-- REQUIREMENT --
Each line below containing the word "from" needs to be shown.

-- INFORMATION PROVIDED --
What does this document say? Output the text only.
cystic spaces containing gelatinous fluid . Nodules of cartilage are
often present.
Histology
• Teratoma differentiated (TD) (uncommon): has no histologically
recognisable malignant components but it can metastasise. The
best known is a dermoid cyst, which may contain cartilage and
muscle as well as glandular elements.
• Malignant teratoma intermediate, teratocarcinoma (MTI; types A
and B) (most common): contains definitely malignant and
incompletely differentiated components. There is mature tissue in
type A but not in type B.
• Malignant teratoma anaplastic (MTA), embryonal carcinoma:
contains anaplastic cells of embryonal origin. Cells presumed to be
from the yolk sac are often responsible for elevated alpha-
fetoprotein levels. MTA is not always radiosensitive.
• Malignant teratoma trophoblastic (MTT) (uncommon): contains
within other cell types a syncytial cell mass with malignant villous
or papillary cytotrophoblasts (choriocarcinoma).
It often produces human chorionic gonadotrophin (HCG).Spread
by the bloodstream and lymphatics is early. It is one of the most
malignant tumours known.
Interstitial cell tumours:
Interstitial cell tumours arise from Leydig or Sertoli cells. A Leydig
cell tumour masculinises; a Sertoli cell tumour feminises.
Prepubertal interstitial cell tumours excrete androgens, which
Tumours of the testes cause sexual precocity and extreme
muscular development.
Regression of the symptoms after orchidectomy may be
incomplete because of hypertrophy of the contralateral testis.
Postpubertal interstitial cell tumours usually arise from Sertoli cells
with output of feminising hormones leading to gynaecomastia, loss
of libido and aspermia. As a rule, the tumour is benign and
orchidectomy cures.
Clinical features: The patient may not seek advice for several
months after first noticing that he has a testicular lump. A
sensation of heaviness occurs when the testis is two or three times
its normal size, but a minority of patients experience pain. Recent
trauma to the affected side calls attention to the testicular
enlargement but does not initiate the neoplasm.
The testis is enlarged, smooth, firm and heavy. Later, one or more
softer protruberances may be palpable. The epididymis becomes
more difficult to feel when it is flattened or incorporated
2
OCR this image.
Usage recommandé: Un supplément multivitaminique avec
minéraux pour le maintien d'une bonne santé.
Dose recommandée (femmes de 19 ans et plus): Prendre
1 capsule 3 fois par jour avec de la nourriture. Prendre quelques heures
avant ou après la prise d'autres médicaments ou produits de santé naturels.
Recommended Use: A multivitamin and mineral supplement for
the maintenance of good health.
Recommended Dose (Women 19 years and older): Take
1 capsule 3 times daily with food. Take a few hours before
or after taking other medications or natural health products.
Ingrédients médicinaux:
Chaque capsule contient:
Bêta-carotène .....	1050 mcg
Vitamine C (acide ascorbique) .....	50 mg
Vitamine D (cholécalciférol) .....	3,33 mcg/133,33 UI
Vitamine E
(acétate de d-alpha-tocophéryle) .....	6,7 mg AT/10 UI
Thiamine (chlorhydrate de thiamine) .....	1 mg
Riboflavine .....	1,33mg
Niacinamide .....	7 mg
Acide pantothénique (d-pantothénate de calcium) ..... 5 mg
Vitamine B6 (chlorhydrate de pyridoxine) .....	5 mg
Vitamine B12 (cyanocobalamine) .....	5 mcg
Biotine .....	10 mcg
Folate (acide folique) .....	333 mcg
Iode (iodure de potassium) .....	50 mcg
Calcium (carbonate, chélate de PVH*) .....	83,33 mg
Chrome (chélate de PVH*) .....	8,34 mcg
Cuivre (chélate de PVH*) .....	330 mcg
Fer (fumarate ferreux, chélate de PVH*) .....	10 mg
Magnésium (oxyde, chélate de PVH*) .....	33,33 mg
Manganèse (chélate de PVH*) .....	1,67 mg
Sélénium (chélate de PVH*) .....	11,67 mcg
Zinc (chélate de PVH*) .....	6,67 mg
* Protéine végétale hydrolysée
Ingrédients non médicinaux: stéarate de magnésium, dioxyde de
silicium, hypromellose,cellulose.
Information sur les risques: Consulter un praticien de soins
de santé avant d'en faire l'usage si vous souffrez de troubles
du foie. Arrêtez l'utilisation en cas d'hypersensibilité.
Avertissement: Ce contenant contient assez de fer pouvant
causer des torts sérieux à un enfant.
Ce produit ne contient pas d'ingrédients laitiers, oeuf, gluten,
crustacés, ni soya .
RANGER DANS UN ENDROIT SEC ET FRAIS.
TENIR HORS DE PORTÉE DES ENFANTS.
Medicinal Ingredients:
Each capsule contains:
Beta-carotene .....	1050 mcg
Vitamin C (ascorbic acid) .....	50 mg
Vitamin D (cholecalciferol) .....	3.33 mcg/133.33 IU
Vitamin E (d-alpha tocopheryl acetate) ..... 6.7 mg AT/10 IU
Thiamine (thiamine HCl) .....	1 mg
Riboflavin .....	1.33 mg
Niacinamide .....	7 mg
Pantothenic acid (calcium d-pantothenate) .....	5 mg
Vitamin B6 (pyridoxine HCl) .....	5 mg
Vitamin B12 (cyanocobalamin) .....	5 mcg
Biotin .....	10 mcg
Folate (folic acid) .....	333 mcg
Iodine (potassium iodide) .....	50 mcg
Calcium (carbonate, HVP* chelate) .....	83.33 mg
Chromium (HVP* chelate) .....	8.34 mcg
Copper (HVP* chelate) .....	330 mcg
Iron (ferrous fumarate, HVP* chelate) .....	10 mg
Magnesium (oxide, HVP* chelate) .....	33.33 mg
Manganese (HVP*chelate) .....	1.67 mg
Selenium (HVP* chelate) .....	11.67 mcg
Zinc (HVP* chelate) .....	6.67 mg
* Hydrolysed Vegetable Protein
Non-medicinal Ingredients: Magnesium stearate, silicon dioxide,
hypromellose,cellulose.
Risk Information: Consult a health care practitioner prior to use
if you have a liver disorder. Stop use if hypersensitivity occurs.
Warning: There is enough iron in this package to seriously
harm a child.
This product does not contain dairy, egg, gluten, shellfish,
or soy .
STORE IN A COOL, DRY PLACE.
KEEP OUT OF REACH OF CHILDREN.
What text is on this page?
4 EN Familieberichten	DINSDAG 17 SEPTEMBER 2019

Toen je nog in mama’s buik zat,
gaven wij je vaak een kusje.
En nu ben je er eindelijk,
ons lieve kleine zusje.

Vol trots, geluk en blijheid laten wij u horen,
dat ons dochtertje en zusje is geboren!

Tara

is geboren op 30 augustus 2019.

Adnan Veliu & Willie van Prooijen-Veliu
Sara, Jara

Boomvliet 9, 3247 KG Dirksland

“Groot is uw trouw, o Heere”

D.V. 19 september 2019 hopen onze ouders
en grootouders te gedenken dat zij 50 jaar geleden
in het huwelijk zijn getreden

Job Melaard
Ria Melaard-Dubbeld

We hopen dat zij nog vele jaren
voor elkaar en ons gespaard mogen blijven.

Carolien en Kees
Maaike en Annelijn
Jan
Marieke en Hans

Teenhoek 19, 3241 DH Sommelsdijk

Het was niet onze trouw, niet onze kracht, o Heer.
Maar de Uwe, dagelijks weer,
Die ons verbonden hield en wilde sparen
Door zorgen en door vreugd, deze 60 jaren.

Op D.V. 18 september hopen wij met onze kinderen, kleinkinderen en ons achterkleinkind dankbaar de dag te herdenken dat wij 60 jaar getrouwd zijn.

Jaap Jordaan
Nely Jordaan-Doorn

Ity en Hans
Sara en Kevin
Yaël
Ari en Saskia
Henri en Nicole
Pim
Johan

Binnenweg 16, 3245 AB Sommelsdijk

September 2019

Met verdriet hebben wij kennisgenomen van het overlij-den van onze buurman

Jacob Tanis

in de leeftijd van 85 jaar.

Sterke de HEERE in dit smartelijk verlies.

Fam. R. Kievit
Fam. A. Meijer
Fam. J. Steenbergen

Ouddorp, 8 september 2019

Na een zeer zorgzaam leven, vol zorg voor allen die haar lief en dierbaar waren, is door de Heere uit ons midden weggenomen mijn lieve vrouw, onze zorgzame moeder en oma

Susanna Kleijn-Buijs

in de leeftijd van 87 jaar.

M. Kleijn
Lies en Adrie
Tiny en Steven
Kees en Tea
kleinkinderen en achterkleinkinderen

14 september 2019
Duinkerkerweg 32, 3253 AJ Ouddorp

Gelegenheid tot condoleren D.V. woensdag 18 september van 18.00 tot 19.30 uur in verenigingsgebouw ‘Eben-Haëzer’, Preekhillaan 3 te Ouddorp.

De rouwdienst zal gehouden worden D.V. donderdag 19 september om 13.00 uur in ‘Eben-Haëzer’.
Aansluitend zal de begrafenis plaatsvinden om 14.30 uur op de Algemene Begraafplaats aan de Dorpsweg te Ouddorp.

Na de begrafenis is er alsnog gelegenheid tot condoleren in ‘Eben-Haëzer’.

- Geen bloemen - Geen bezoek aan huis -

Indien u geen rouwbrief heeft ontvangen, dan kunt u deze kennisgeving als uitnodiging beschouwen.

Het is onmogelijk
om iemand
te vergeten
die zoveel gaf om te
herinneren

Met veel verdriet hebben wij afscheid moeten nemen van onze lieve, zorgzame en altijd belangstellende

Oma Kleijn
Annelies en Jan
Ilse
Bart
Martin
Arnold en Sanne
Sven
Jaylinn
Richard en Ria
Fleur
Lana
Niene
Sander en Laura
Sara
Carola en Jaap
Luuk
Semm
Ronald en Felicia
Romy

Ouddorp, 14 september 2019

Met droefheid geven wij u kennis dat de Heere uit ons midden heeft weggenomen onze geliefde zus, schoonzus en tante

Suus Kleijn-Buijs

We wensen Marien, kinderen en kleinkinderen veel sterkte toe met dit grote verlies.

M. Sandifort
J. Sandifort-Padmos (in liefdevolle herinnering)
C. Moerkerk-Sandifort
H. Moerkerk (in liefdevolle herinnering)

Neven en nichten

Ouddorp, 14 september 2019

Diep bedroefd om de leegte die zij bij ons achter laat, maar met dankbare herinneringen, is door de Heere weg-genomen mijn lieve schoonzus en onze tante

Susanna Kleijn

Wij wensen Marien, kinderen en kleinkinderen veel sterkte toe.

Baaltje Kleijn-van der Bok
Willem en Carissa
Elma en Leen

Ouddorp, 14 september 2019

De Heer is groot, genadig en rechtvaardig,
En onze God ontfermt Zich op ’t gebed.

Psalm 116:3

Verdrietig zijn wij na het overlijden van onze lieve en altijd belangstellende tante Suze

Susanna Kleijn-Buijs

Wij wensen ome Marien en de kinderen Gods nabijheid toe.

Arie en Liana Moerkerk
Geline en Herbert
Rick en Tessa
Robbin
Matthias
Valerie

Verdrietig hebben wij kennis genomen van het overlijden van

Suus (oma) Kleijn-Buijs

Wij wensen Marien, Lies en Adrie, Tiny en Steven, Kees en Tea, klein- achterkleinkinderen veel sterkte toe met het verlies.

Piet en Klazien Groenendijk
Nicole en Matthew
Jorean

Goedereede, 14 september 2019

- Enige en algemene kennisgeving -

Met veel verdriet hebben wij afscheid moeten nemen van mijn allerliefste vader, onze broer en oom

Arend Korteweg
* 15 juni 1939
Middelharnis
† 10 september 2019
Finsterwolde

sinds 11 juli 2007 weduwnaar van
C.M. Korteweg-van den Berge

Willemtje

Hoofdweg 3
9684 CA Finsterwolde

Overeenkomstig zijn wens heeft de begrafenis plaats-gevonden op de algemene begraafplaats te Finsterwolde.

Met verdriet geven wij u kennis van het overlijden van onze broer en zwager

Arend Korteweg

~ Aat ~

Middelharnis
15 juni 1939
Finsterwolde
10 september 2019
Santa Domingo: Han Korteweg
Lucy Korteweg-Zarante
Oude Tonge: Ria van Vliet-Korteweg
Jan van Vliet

-- RESPONSE TO THE TASK --
from the yolk sac are often responsible for elevated alpha-
Interstitial cell tumours arise from Leydig or Sertoli cells. A Leydig
Postpubertal interstitial cell tumours usually arise from Sertoli cells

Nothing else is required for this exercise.